The writer living it up along the Mekong River while sailing on AmaWaterways’ new AmaDara.

Sailing on the inaugural cruise of the AmaDara on the often bucolic, totally exotic Mekong River meant passing paddy fields of shimmering rice stretching to the horizon, golden Khmer pagodas and Buddhist stupas, floating villages built on stilts, floating markets whose wares are sold from colorfully painted boats, and cone-hatted fishermen silhouetted against dazzling sunset skies.

Cruising along with us, AmaWaterways’ owner and CEO Rudi Schreiner, who, with years of designing riverboats and charting their itineraries, reminds us that “while this newest ship in the fleet now provides the highest luxury on the river, the actual key to memorable river cruising is the destination itself.” And on this, the 124-passenger AmaDara delivers the most fascinating river cruise this lucky-to-be-aboard guest has ever taken. Consider a handful of favorite excursions and onboard cultural activities that capture the specialness of the 16-day Vietnam, Cambodia & the Riches of the Mekong cruise.

Highlights in Cambodia’s corner of the Mekong Delta include Oudong, the royal capital of Cambodia in the 17th century. It’s a miraculous place, home to the nation’s largest Buddhist Monastery complex, where relics of Buddha lie in a silver-covered stupa, while saffron-robed monks glide among sacred temples and provide the chanting chorus for our very special blessing ceremony.

Cambodia’s modern-day capital is Phnom Penh, where we anchored overnight, leaving time by day to gape at the walled-in Royal Palace, whose dazzling monuments include the Silver Pagoda, paved with 5,000 silver floor tiles—that’s five tons of the precious metal—and a gold Buddha decorated with 2,086 diamonds. I visited the National Museum, home to an outstanding collection of Khmer sculptures, while most passengers opted to visit the Killing Fields, a grim reminder of a recent atrocity-filled past.

On crossing into Vietnam, it doesn’t take long to realize we’re in a very different country. Our cruise manager Trieu Son describes the national differences this way: The Vietnamese like to grow rice, the Cambodians like to watch rice grow, and the Laotians like to listen to the wind blow through the rice as it grows. Here, the roads are good, tractors join buffaloes in working the rice fields, women dress in the form-fitting ao dai, and everyone wears the iconic conical hat to shield the sun.

The Mekong here is swifter and wider, the riverside villages bustling. We travel by small skiff to Sa Dec, which during the Vietnam War housed an American Swift Boat base. Today’s riverfront villas betray a French influence, particularly where we take tea—in the Huynh Thuy Le house of the wealthy Chinese lover of French teenager Marguerite Duras (her novel “The Lover” tells all about that affair).

The markets here overflow with produce, including snake wine that is simply wine in which a cobra has been macerating; ditto scorpion wine. We small-boat on to Cai Be, where floating markets have been a way of commerce since the 19th century, and all transactions are conducted on the water. Particularly luscious tropical fruits—melon, durian, sapodilla and bananas—are piled high on wooden sampans with painted eyes on the front prow to scare away attacking sea monsters.

**Given information**:
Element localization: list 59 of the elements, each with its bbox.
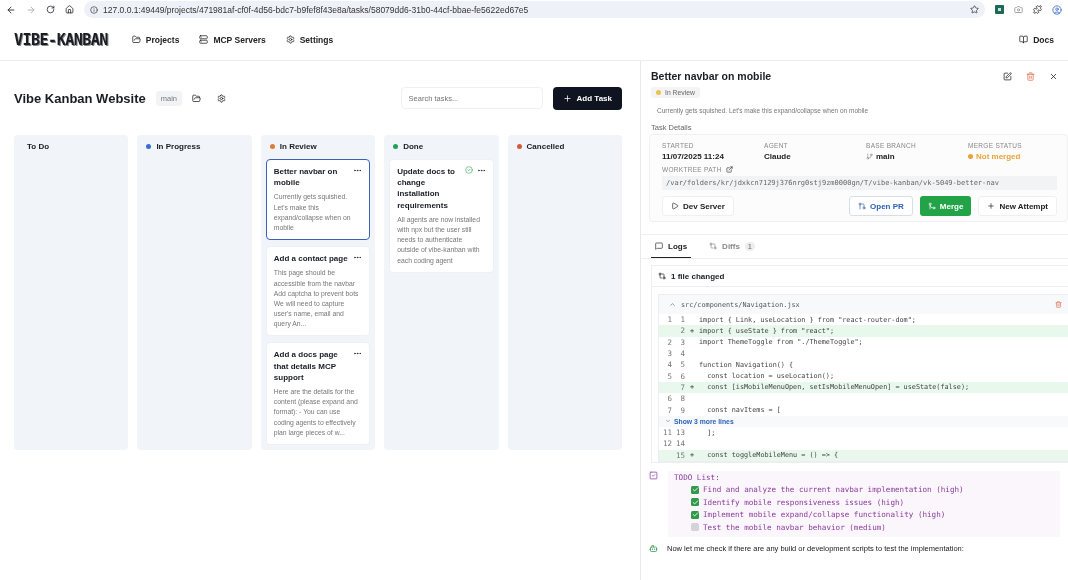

**Requirements**:
1. Can you print out, word for word, everything in the Mekong cruise article from "The writer living" down to "dazzling sunset skies."?
2. Could you carry the Mekong cruise article on from where it stops?
The lines can be left aside, since nothing here depends on them.

**Task-by-task outputs**:
1.
The writer living it up along the Mekong River while sailing on AmaWaterways’ new AmaDara.

Sailing on the inaugural cruise of the AmaDara on the often bucolic, totally exotic Mekong River meant passing paddy fields of shimmering rice stretching to the horizon, golden Khmer pagodas and Buddhist stupas, floating villages built on stilts, floating markets whose wares are sold from colorfully painted boats, and cone-hatted fishermen silhouetted against dazzling sunset skies.

2.
people-to-people
People experiences are well integrated into AmaWaterways’ planning, in part because the Cambodians and Vietnamese are warm and open, and also due to the smart and caring direction of Hanoi-born cruise leader Son, who shared with us his story of growing up and living in Hanoi. Ditto kudos to the guides who explain their lifestyles and political views fairly freely. Super fine are the folklore troupes who come aboard, performing traditional dances based on each country’s legends, accompanied by musicians playing extraordinary handcrafted instruments. And AmaDara’s native-son chef Pheara coached us through a cooking lesson starring the traditional Vietnamese pho bo (rice noodles and beef) and goi cuon (Vietnamese hand roll).

On one excursion, students at the ODA Free Village English School, supported by AmaWaterways, showed us how to write the script of their Khmer language. In Cambodia, in the village of Koh Chen, known for its silver and copper crafts, we visit another school, attended by lively students interested in knowing where you live; what you do; how old you are.

The Cambodia experience is framed by three days pre-cruise touring Angkor Wat, a huge UNESCO World Heritage Site wonderland of Khmer temples. Accommodations for the visit are in the laid-back, French-styled city of Siem Reap at the 238-room Sofitel Angkor Phokeethra Golf and Spa Resort Hotel. It’s a sprawling, comfortable, welcoming hotel; cruise-only passengers spend the first night here with time to hail a tuk-tuk to go shopping at Artisans d’Angkor or join in the swinging local cafe scene.

The cruise officially ends with a transfer from the AmaDara to Saigon (no one uses the official name, Ho Chi Minh City). If feasible, clients won’t regret buying the cruise/land tour, which adds two nights in Hanoi, one night in Ha Long Bay, and three nights in Siem Reap pre-cruise, and two nights in Saigon post-cruise. Most travelers won’t be coming this way again, and the sights are fabulous. The 8-night cruise-only starts at $2,999 pp dbl; the 16-night land/cruise itinerary from $5,198 pp dbl.

life on board
On its inaugural cruise, the good ship AmaDara proved indeed tailor-made to luxury river cruising on the Mekong. Unlike the rivers of Europe, the Mekong has no locks to pass through, so cruise vessels can be larger, and AmaDara is indeed the longest and widest on the river. The top deck comes with these welcome essentials: a pool big enough to actually swim in; a canopied area with lounging chairs; a bar; and a panoramic view of guaranteed breathtaking sunrises and sunsets. Gleaming dark wood floors everywhere are just one element of the decorative mix of Colonial and Asian styles, from the atrium lobby and the Saigon Lounge with panoramic-view windows, to the Mekong and Chef’s Table restaurants. Meals, too, are a blending of Western and Asian cuisine, and through a blur of delicious food memories and appropriate wines to match, the lamb curry with vegetable, lentils and rice, plus a Phnom Penh pumpkin custard, sit at the top of
the hit list.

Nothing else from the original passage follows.